Stated exercise:
Report only the number of lines in this material that include "Sofa".

Data to use:
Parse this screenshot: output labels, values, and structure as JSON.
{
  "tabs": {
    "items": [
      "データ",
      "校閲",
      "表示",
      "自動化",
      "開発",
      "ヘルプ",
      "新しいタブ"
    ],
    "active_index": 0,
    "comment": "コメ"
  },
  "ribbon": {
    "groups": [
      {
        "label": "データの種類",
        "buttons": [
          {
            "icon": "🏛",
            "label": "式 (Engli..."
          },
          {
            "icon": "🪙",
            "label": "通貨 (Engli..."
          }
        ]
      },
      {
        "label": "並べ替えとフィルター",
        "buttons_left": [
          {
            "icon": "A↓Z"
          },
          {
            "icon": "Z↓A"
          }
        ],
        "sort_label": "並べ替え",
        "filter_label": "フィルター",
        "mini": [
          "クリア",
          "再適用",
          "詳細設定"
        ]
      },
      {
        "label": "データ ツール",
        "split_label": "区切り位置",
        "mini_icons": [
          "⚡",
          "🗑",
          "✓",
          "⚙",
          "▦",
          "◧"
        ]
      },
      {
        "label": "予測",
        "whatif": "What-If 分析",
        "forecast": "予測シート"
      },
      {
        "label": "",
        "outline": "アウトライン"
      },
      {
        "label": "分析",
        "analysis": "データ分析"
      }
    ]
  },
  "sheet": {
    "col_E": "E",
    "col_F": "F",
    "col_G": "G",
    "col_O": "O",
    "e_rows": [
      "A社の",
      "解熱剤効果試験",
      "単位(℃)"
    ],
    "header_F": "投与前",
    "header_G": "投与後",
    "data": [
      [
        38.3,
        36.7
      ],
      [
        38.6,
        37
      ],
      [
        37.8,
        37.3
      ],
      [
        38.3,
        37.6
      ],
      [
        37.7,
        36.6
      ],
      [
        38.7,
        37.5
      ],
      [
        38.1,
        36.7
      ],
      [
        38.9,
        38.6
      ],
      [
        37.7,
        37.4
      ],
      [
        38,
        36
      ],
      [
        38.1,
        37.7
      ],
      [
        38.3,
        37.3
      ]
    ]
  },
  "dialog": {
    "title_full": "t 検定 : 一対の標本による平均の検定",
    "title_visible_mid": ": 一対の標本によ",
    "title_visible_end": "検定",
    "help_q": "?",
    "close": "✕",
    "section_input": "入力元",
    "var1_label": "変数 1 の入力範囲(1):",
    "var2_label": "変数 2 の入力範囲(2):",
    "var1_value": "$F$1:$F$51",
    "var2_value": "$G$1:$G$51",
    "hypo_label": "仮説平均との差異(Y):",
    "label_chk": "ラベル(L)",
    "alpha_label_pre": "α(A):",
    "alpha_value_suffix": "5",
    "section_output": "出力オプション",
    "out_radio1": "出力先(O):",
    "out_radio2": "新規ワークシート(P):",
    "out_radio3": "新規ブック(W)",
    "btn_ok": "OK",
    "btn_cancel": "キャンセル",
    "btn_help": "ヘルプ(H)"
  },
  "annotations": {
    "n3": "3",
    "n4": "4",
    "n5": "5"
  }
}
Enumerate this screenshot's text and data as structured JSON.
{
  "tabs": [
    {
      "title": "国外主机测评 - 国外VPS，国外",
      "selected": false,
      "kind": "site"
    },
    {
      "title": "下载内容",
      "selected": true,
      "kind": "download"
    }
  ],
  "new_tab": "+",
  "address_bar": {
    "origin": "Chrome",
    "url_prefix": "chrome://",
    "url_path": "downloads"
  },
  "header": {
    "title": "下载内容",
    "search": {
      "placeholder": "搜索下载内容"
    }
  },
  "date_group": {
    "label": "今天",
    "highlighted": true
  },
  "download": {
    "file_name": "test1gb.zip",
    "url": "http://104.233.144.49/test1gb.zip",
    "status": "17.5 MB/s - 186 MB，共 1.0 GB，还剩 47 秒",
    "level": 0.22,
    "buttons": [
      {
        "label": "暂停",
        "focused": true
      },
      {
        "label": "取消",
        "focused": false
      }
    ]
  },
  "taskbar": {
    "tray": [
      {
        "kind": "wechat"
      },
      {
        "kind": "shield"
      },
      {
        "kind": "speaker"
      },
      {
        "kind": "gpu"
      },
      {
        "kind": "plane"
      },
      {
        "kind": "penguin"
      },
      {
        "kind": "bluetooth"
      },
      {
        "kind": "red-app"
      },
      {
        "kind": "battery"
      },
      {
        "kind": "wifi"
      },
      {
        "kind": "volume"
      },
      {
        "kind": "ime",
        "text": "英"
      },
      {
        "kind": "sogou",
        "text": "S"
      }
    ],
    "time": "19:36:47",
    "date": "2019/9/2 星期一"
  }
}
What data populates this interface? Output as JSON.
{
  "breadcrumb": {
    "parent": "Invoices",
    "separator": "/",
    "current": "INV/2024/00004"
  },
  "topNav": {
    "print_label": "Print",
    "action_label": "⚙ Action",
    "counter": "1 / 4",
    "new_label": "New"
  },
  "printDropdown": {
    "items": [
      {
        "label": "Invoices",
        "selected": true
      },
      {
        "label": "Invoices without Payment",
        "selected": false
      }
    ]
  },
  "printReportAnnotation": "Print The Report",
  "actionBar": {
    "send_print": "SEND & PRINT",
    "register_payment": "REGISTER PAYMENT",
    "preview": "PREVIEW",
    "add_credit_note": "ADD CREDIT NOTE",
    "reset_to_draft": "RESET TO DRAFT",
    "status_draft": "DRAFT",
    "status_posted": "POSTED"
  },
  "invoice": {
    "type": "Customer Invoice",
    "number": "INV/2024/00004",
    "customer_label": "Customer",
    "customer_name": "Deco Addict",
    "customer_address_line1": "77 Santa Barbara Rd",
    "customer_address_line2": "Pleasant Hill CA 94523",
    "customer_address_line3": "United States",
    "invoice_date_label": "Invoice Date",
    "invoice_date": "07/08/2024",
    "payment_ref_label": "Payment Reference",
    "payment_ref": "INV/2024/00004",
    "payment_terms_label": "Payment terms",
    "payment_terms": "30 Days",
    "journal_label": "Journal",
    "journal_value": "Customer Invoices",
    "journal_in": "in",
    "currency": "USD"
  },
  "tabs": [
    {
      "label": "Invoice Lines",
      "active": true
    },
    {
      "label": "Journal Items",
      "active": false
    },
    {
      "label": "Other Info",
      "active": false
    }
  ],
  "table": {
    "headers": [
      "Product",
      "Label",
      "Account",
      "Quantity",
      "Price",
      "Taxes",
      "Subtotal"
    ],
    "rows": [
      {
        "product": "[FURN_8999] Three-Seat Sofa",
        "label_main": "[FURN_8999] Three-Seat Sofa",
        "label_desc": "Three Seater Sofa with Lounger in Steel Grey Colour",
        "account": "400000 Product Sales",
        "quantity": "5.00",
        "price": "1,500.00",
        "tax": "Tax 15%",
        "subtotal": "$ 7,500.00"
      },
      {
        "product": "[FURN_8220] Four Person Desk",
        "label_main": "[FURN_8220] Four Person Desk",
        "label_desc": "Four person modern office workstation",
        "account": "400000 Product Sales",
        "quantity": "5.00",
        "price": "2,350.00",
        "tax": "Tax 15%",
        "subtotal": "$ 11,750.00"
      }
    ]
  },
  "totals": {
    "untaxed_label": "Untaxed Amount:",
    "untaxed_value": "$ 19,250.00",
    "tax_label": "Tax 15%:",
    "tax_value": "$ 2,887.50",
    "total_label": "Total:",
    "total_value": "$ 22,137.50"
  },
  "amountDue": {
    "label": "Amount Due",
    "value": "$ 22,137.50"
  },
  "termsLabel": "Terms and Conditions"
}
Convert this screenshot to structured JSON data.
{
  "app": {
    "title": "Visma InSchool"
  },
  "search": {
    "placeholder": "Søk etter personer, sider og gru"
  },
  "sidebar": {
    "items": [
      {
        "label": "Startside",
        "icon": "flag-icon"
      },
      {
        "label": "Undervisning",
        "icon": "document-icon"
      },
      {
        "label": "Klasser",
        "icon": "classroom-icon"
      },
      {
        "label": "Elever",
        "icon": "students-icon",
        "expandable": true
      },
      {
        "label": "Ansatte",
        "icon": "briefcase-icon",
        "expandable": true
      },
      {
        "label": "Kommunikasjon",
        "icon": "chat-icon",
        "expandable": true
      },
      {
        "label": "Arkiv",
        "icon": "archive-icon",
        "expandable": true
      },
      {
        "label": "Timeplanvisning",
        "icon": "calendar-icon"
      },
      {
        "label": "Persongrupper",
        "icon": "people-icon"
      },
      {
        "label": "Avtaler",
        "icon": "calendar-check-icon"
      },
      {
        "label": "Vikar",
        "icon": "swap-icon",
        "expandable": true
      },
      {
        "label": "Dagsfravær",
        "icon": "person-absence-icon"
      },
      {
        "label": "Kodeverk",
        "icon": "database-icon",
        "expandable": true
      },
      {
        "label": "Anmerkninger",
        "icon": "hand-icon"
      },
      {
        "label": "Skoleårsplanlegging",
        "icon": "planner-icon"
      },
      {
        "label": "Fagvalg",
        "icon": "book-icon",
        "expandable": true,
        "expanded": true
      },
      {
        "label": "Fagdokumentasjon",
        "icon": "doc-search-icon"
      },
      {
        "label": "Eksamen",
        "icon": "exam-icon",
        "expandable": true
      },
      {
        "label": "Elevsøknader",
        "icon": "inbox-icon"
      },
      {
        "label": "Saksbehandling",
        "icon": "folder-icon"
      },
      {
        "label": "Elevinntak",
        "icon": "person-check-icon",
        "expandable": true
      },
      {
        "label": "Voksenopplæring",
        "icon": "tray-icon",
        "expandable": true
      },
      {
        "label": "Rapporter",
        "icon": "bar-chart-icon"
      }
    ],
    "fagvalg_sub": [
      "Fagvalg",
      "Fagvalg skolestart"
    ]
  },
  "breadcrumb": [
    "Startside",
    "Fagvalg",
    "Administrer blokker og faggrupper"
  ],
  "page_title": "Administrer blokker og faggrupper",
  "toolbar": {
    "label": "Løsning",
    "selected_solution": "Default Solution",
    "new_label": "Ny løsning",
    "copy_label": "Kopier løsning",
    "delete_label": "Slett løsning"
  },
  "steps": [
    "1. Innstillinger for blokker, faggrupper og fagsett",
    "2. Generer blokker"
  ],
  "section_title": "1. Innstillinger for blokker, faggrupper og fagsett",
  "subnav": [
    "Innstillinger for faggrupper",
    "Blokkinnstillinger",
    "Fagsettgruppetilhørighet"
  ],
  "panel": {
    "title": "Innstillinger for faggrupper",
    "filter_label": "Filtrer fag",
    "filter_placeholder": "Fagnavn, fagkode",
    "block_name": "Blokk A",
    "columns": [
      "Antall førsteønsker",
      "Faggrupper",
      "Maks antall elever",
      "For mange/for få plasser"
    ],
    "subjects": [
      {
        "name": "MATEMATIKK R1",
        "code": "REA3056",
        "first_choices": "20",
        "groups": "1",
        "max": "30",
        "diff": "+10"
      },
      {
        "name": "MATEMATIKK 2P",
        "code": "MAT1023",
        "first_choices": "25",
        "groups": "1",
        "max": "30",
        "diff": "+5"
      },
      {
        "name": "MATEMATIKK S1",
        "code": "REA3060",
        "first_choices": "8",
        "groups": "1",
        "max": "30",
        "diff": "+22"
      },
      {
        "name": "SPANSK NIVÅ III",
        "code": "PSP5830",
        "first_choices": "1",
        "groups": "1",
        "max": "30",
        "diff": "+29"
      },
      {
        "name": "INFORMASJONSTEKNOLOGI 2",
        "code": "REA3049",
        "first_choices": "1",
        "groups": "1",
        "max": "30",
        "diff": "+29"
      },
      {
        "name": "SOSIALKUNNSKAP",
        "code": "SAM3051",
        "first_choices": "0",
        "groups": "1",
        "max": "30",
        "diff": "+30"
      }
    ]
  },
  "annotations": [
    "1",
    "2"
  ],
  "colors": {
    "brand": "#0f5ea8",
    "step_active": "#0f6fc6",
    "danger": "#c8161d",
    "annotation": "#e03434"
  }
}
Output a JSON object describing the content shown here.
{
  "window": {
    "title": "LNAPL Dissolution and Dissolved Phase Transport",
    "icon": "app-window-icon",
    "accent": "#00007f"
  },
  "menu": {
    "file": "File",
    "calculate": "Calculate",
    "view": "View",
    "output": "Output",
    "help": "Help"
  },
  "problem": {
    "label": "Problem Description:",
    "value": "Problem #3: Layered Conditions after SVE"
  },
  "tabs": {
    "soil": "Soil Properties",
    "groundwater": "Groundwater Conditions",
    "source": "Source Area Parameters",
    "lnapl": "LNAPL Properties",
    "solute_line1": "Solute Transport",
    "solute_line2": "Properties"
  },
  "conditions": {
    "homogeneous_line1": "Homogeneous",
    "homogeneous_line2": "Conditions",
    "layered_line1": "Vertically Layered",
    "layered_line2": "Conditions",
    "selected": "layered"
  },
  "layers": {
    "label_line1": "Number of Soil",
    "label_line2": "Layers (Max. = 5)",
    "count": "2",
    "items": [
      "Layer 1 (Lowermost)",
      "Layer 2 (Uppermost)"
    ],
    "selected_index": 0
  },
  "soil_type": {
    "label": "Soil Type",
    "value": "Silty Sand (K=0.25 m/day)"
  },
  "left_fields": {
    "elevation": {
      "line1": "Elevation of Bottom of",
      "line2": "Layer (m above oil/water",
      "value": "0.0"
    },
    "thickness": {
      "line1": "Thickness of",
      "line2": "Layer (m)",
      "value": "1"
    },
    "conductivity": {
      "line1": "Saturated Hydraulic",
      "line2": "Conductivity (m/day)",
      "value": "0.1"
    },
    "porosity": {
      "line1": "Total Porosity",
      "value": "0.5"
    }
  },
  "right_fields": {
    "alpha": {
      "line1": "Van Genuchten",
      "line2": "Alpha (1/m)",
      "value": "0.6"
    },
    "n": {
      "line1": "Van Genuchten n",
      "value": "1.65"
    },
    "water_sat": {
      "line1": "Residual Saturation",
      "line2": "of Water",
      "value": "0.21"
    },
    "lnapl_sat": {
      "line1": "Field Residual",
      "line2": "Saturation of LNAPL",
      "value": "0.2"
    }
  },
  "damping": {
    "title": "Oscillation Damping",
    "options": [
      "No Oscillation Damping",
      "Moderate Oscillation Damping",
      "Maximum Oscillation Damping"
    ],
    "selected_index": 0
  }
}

Task output:
3